[Supplied material start]

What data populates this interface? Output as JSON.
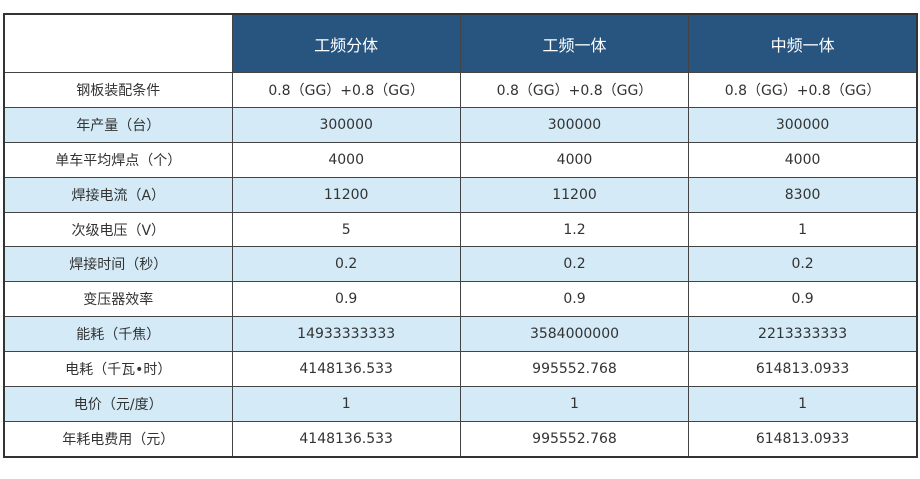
{
  "colors": {
    "header_bg": "#27557f",
    "alt_row_bg": "#d4ebf7"
  },
  "table": {
    "headers": [
      "",
      "工频分体",
      "工频一体",
      "中频一体"
    ],
    "rows": [
      [
        "钢板装配条件",
        "0.8（GG）+0.8（GG）",
        "0.8（GG）+0.8（GG）",
        "0.8（GG）+0.8（GG）"
      ],
      [
        "年产量（台）",
        "300000",
        "300000",
        "300000"
      ],
      [
        "单车平均焊点（个）",
        "4000",
        "4000",
        "4000"
      ],
      [
        "焊接电流（A）",
        "11200",
        "11200",
        "8300"
      ],
      [
        "次级电压（V）",
        "5",
        "1.2",
        "1"
      ],
      [
        "焊接时间（秒）",
        "0.2",
        "0.2",
        "0.2"
      ],
      [
        "变压器效率",
        "0.9",
        "0.9",
        "0.9"
      ],
      [
        "能耗（千焦）",
        "14933333333",
        "3584000000",
        "2213333333"
      ],
      [
        "电耗（千瓦•时）",
        "4148136.533",
        "995552.768",
        "614813.0933"
      ],
      [
        "电价（元/度）",
        "1",
        "1",
        "1"
      ],
      [
        "年耗电费用（元）",
        "4148136.533",
        "995552.768",
        "614813.0933"
      ]
    ]
  }
}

[Supplied material end]

> [Job] Omit the pictures. Output every record above word for word.

> [Full response]
What data populates this interface? Output as JSON.
{
  "colors": {
    "header_bg": "#27557f",
    "alt_row_bg": "#d4ebf7"
  },
  "table": {
    "headers": [
      "",
      "工频分体",
      "工频一体",
      "中频一体"
    ],
    "rows": [
      [
        "钢板装配条件",
        "0.8（GG）+0.8（GG）",
        "0.8（GG）+0.8（GG）",
        "0.8（GG）+0.8（GG）"
      ],
      [
        "年产量（台）",
        "300000",
        "300000",
        "300000"
      ],
      [
        "单车平均焊点（个）",
        "4000",
        "4000",
        "4000"
      ],
      [
        "焊接电流（A）",
        "11200",
        "11200",
        "8300"
      ],
      [
        "次级电压（V）",
        "5",
        "1.2",
        "1"
      ],
      [
        "焊接时间（秒）",
        "0.2",
        "0.2",
        "0.2"
      ],
      [
        "变压器效率",
        "0.9",
        "0.9",
        "0.9"
      ],
      [
        "能耗（千焦）",
        "14933333333",
        "3584000000",
        "2213333333"
      ],
      [
        "电耗（千瓦•时）",
        "4148136.533",
        "995552.768",
        "614813.0933"
      ],
      [
        "电价（元/度）",
        "1",
        "1",
        "1"
      ],
      [
        "年耗电费用（元）",
        "4148136.533",
        "995552.768",
        "614813.0933"
      ]
    ]
  }
}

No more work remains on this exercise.